- [What you need to do]:
Please transcribe the records precisely; pictures stay out of your copy.

- [Exercise inputs]:
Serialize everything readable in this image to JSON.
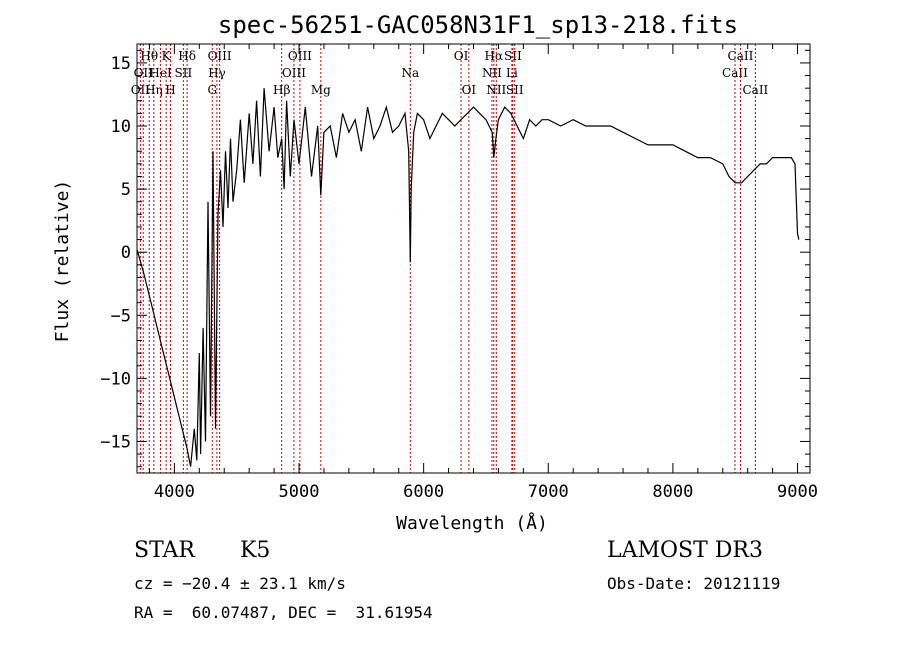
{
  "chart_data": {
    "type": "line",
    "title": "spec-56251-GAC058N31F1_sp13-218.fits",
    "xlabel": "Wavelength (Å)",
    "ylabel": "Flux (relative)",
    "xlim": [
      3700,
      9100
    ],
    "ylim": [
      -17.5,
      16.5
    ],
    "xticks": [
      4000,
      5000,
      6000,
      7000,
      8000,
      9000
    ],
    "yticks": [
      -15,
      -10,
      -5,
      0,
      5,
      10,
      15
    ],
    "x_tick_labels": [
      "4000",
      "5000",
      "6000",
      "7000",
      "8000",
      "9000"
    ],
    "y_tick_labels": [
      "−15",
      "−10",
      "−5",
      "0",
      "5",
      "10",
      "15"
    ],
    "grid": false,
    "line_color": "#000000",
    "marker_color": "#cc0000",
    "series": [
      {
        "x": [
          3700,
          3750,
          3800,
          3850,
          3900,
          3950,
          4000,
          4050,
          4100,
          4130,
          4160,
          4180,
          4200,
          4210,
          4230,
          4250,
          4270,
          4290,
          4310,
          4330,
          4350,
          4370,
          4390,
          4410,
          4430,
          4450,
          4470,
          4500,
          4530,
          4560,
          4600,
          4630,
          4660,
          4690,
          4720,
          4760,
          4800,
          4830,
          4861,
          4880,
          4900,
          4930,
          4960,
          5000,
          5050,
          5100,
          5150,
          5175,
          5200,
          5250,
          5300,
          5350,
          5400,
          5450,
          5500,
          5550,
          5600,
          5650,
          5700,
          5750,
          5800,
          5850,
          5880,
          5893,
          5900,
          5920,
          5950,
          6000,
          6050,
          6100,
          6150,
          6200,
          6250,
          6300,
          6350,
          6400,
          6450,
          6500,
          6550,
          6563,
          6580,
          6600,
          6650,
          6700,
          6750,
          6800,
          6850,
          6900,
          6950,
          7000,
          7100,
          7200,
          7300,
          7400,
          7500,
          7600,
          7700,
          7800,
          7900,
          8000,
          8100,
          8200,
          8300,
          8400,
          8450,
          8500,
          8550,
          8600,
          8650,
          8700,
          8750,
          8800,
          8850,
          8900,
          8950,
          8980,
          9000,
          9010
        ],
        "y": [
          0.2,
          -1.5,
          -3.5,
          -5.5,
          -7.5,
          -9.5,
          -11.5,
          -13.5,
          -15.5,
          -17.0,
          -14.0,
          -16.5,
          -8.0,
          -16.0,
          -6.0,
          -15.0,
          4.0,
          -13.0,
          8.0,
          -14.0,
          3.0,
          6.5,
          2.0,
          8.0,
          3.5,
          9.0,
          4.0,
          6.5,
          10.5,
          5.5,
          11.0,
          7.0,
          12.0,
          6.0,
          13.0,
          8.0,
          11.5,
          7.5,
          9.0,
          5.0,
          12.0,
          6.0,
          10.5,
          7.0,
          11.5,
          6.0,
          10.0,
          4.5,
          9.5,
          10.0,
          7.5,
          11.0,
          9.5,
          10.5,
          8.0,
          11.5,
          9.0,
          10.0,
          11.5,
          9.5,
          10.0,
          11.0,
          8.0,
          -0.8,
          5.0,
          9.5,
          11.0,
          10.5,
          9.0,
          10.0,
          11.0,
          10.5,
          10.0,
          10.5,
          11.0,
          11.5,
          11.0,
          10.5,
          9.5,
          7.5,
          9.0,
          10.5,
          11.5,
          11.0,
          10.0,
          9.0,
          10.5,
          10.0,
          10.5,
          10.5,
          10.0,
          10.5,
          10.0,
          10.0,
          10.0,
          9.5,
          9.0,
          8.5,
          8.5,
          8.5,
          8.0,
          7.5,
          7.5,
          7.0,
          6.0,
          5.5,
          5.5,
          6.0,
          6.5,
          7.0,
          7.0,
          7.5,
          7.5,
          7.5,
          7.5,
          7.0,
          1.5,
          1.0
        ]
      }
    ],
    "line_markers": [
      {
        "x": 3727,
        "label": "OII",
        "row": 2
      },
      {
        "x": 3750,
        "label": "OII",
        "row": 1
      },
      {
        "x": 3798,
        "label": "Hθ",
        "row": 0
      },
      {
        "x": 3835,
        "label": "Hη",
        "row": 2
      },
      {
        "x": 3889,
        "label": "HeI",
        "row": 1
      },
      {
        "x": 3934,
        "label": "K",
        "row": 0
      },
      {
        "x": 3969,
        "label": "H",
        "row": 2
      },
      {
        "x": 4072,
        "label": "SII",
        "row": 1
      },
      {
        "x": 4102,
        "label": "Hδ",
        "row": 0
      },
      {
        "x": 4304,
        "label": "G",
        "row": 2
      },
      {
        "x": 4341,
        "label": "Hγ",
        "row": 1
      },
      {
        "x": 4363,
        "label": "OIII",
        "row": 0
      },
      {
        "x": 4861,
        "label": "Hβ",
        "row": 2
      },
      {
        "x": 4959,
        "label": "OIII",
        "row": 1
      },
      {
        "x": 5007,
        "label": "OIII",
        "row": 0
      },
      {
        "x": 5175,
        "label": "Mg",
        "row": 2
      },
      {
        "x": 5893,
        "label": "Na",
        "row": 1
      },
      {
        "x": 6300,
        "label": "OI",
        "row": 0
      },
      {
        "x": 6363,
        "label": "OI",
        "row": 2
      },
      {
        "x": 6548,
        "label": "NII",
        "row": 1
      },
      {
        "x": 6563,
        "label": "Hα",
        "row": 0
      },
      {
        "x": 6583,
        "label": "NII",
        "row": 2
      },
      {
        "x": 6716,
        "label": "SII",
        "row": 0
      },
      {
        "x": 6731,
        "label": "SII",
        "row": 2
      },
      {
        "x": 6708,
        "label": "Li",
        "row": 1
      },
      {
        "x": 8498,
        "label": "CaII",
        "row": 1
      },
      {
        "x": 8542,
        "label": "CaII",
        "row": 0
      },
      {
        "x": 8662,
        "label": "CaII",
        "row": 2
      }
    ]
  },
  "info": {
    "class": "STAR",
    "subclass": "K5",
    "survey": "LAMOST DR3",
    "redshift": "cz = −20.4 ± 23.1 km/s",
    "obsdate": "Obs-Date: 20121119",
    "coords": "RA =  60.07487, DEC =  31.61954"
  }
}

- [Result for this exercise]:
Serialize everything readable in this image to JSON.
{
  "chart_data": {
    "type": "line",
    "title": "spec-56251-GAC058N31F1_sp13-218.fits",
    "xlabel": "Wavelength (Å)",
    "ylabel": "Flux (relative)",
    "xlim": [
      3700,
      9100
    ],
    "ylim": [
      -17.5,
      16.5
    ],
    "xticks": [
      4000,
      5000,
      6000,
      7000,
      8000,
      9000
    ],
    "yticks": [
      -15,
      -10,
      -5,
      0,
      5,
      10,
      15
    ],
    "x_tick_labels": [
      "4000",
      "5000",
      "6000",
      "7000",
      "8000",
      "9000"
    ],
    "y_tick_labels": [
      "−15",
      "−10",
      "−5",
      "0",
      "5",
      "10",
      "15"
    ],
    "grid": false,
    "line_color": "#000000",
    "marker_color": "#cc0000",
    "series": [
      {
        "x": [
          3700,
          3750,
          3800,
          3850,
          3900,
          3950,
          4000,
          4050,
          4100,
          4130,
          4160,
          4180,
          4200,
          4210,
          4230,
          4250,
          4270,
          4290,
          4310,
          4330,
          4350,
          4370,
          4390,
          4410,
          4430,
          4450,
          4470,
          4500,
          4530,
          4560,
          4600,
          4630,
          4660,
          4690,
          4720,
          4760,
          4800,
          4830,
          4861,
          4880,
          4900,
          4930,
          4960,
          5000,
          5050,
          5100,
          5150,
          5175,
          5200,
          5250,
          5300,
          5350,
          5400,
          5450,
          5500,
          5550,
          5600,
          5650,
          5700,
          5750,
          5800,
          5850,
          5880,
          5893,
          5900,
          5920,
          5950,
          6000,
          6050,
          6100,
          6150,
          6200,
          6250,
          6300,
          6350,
          6400,
          6450,
          6500,
          6550,
          6563,
          6580,
          6600,
          6650,
          6700,
          6750,
          6800,
          6850,
          6900,
          6950,
          7000,
          7100,
          7200,
          7300,
          7400,
          7500,
          7600,
          7700,
          7800,
          7900,
          8000,
          8100,
          8200,
          8300,
          8400,
          8450,
          8500,
          8550,
          8600,
          8650,
          8700,
          8750,
          8800,
          8850,
          8900,
          8950,
          8980,
          9000,
          9010
        ],
        "y": [
          0.2,
          -1.5,
          -3.5,
          -5.5,
          -7.5,
          -9.5,
          -11.5,
          -13.5,
          -15.5,
          -17.0,
          -14.0,
          -16.5,
          -8.0,
          -16.0,
          -6.0,
          -15.0,
          4.0,
          -13.0,
          8.0,
          -14.0,
          3.0,
          6.5,
          2.0,
          8.0,
          3.5,
          9.0,
          4.0,
          6.5,
          10.5,
          5.5,
          11.0,
          7.0,
          12.0,
          6.0,
          13.0,
          8.0,
          11.5,
          7.5,
          9.0,
          5.0,
          12.0,
          6.0,
          10.5,
          7.0,
          11.5,
          6.0,
          10.0,
          4.5,
          9.5,
          10.0,
          7.5,
          11.0,
          9.5,
          10.5,
          8.0,
          11.5,
          9.0,
          10.0,
          11.5,
          9.5,
          10.0,
          11.0,
          8.0,
          -0.8,
          5.0,
          9.5,
          11.0,
          10.5,
          9.0,
          10.0,
          11.0,
          10.5,
          10.0,
          10.5,
          11.0,
          11.5,
          11.0,
          10.5,
          9.5,
          7.5,
          9.0,
          10.5,
          11.5,
          11.0,
          10.0,
          9.0,
          10.5,
          10.0,
          10.5,
          10.5,
          10.0,
          10.5,
          10.0,
          10.0,
          10.0,
          9.5,
          9.0,
          8.5,
          8.5,
          8.5,
          8.0,
          7.5,
          7.5,
          7.0,
          6.0,
          5.5,
          5.5,
          6.0,
          6.5,
          7.0,
          7.0,
          7.5,
          7.5,
          7.5,
          7.5,
          7.0,
          1.5,
          1.0
        ]
      }
    ],
    "line_markers": [
      {
        "x": 3727,
        "label": "OII",
        "row": 2
      },
      {
        "x": 3750,
        "label": "OII",
        "row": 1
      },
      {
        "x": 3798,
        "label": "Hθ",
        "row": 0
      },
      {
        "x": 3835,
        "label": "Hη",
        "row": 2
      },
      {
        "x": 3889,
        "label": "HeI",
        "row": 1
      },
      {
        "x": 3934,
        "label": "K",
        "row": 0
      },
      {
        "x": 3969,
        "label": "H",
        "row": 2
      },
      {
        "x": 4072,
        "label": "SII",
        "row": 1
      },
      {
        "x": 4102,
        "label": "Hδ",
        "row": 0
      },
      {
        "x": 4304,
        "label": "G",
        "row": 2
      },
      {
        "x": 4341,
        "label": "Hγ",
        "row": 1
      },
      {
        "x": 4363,
        "label": "OIII",
        "row": 0
      },
      {
        "x": 4861,
        "label": "Hβ",
        "row": 2
      },
      {
        "x": 4959,
        "label": "OIII",
        "row": 1
      },
      {
        "x": 5007,
        "label": "OIII",
        "row": 0
      },
      {
        "x": 5175,
        "label": "Mg",
        "row": 2
      },
      {
        "x": 5893,
        "label": "Na",
        "row": 1
      },
      {
        "x": 6300,
        "label": "OI",
        "row": 0
      },
      {
        "x": 6363,
        "label": "OI",
        "row": 2
      },
      {
        "x": 6548,
        "label": "NII",
        "row": 1
      },
      {
        "x": 6563,
        "label": "Hα",
        "row": 0
      },
      {
        "x": 6583,
        "label": "NII",
        "row": 2
      },
      {
        "x": 6716,
        "label": "SII",
        "row": 0
      },
      {
        "x": 6731,
        "label": "SII",
        "row": 2
      },
      {
        "x": 6708,
        "label": "Li",
        "row": 1
      },
      {
        "x": 8498,
        "label": "CaII",
        "row": 1
      },
      {
        "x": 8542,
        "label": "CaII",
        "row": 0
      },
      {
        "x": 8662,
        "label": "CaII",
        "row": 2
      }
    ]
  },
  "info": {
    "class": "STAR",
    "subclass": "K5",
    "survey": "LAMOST DR3",
    "redshift": "cz = −20.4 ± 23.1 km/s",
    "obsdate": "Obs-Date: 20121119",
    "coords": "RA =  60.07487, DEC =  31.61954"
  }
}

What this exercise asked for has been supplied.